━━━ DATA FOR THE TASK

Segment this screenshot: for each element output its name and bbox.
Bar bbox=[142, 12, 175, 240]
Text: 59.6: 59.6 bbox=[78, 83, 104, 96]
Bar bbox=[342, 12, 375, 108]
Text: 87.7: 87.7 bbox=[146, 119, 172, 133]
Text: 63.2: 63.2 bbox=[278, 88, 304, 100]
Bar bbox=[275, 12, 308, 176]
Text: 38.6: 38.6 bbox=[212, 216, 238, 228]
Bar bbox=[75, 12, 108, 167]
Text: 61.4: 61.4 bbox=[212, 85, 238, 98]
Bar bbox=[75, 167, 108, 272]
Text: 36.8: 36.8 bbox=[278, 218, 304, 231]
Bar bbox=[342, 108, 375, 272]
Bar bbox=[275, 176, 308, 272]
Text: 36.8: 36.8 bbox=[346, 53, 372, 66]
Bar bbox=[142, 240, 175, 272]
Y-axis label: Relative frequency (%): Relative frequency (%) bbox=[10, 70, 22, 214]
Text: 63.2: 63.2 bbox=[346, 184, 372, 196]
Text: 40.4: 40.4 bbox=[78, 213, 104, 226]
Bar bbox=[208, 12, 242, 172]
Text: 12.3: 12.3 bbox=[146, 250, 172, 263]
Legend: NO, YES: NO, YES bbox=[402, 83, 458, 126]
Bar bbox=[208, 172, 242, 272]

━━━━━━

EXERCISE DIRECTIONS:
Please recast every line of the material above as a JSON list of strings, one string per line, leaving out blank lines.

REPLY:
[
  "Segment this screenshot: for each element output its name and bbox.",
  "Bar bbox=[142, 12, 175, 240]",
  "Text: 59.6: 59.6 bbox=[78, 83, 104, 96]",
  "Bar bbox=[342, 12, 375, 108]",
  "Text: 87.7: 87.7 bbox=[146, 119, 172, 133]",
  "Text: 63.2: 63.2 bbox=[278, 88, 304, 100]",
  "Bar bbox=[275, 12, 308, 176]",
  "Text: 38.6: 38.6 bbox=[212, 216, 238, 228]",
  "Bar bbox=[75, 12, 108, 167]",
  "Text: 61.4: 61.4 bbox=[212, 85, 238, 98]",
  "Bar bbox=[75, 167, 108, 272]",
  "Text: 36.8: 36.8 bbox=[278, 218, 304, 231]",
  "Bar bbox=[342, 108, 375, 272]",
  "Bar bbox=[275, 176, 308, 272]",
  "Text: 36.8: 36.8 bbox=[346, 53, 372, 66]",
  "Bar bbox=[142, 240, 175, 272]",
  "Y-axis label: Relative frequency (%): Relative frequency (%) bbox=[10, 70, 22, 214]",
  "Text: 63.2: 63.2 bbox=[346, 184, 372, 196]",
  "Text: 40.4: 40.4 bbox=[78, 213, 104, 226]",
  "Bar bbox=[208, 12, 242, 172]",
  "Text: 12.3: 12.3 bbox=[146, 250, 172, 263]",
  "Legend: NO, YES: NO, YES bbox=[402, 83, 458, 126]",
  "Bar bbox=[208, 172, 242, 272]"
]